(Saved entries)
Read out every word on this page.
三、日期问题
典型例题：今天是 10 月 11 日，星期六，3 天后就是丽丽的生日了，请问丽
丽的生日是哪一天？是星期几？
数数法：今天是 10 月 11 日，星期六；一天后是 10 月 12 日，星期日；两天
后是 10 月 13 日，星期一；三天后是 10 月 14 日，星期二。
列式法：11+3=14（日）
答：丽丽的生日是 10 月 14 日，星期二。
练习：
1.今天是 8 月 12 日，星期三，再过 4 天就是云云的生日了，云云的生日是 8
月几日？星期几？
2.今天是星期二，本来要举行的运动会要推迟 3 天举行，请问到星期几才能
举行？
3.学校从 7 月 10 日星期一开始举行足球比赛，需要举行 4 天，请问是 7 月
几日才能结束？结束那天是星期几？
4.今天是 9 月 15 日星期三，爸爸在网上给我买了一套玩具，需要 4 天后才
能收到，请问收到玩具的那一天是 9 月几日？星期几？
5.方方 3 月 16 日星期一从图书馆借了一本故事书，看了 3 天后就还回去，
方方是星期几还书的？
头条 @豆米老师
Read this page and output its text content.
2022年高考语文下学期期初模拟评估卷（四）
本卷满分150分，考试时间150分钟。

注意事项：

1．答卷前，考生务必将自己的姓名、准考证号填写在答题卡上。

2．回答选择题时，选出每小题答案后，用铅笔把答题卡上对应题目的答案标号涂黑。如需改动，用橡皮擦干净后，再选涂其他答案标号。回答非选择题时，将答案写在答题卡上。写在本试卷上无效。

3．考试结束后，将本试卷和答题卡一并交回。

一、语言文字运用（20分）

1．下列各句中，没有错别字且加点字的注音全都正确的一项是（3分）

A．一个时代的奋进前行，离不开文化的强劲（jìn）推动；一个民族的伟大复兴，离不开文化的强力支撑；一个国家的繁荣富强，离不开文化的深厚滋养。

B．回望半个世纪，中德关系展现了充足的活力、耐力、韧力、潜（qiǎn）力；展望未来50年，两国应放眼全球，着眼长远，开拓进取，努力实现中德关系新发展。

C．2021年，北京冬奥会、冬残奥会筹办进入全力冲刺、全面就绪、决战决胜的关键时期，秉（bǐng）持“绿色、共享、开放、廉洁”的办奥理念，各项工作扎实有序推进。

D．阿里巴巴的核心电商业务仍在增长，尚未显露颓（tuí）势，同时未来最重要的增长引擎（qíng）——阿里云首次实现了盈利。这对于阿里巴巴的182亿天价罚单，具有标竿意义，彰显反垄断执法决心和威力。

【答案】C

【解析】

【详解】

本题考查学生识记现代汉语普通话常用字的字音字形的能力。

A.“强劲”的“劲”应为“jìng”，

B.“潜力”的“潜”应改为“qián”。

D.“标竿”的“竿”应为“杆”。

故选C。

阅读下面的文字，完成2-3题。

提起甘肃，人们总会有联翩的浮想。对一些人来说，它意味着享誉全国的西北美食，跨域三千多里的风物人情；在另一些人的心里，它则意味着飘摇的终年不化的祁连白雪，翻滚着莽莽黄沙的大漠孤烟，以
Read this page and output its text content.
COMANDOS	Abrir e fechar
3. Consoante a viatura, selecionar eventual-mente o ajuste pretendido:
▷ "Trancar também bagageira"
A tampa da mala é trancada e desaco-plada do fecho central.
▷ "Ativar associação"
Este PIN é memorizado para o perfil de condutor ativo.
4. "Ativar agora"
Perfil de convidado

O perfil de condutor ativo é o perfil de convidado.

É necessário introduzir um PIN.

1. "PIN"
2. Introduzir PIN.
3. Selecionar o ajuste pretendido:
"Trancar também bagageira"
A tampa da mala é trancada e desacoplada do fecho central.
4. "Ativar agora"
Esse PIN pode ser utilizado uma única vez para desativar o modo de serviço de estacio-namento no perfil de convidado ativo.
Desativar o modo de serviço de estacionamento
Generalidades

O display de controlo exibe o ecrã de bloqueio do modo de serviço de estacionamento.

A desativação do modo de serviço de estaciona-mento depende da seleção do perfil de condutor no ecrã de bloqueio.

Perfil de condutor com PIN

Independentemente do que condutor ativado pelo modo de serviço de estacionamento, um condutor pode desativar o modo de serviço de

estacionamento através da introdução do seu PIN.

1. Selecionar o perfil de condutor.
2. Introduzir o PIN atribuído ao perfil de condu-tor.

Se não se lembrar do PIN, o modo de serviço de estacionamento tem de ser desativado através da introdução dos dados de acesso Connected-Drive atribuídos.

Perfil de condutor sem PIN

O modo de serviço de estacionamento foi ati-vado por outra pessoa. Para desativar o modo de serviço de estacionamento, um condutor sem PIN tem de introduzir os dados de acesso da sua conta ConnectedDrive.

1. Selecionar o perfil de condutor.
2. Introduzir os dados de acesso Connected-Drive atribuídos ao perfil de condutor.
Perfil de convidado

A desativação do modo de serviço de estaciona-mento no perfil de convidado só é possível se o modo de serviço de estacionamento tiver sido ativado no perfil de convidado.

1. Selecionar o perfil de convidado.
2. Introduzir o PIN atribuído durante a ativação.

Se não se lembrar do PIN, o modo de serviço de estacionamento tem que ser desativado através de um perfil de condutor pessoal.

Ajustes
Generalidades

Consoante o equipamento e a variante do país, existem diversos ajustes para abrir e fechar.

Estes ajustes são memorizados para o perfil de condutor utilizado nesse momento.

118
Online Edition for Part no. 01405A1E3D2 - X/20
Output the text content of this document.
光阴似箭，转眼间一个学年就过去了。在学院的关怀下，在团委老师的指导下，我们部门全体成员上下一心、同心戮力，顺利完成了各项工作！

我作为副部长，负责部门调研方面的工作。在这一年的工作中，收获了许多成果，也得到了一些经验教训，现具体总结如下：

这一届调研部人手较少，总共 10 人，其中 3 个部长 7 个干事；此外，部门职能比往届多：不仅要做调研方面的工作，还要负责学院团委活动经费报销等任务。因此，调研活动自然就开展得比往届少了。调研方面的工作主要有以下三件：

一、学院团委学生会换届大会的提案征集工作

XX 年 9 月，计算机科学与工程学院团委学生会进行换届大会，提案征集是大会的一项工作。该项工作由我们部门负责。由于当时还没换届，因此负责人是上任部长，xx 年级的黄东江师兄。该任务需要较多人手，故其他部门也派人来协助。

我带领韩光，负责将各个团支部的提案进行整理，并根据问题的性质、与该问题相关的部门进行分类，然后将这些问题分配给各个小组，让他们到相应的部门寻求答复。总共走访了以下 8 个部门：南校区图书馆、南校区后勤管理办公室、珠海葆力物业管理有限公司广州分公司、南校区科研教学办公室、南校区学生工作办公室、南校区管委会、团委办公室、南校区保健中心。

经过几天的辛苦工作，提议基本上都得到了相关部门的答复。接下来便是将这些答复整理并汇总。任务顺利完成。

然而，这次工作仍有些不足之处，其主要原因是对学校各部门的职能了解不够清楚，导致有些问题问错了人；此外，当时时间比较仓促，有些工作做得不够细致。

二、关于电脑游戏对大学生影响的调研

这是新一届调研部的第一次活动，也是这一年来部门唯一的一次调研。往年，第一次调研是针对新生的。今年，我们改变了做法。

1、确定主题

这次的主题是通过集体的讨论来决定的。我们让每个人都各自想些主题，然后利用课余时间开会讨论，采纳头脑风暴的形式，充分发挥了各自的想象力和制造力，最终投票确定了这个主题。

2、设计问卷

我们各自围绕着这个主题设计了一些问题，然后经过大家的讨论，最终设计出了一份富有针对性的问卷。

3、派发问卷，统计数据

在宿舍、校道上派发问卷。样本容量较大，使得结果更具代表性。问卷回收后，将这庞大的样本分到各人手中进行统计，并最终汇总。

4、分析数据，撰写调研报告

--- WHAT YOU NEED TO DO ---
Using the entries above, return each line that includes the word "dados".

--- TASK ANSWER ---
Se não se lembrar do PIN, o modo de serviço de estacionamento tem de ser desativado através da introdução dos dados de acesso Connected-Drive atribuídos.
O modo de serviço de estacionamento foi ati-vado por outra pessoa. Para desativar o modo de serviço de estacionamento, um condutor sem PIN tem de introduzir os dados de acesso da sua conta ConnectedDrive.
2. Introduzir os dados de acesso Connected-Drive atribuídos ao perfil de condutor.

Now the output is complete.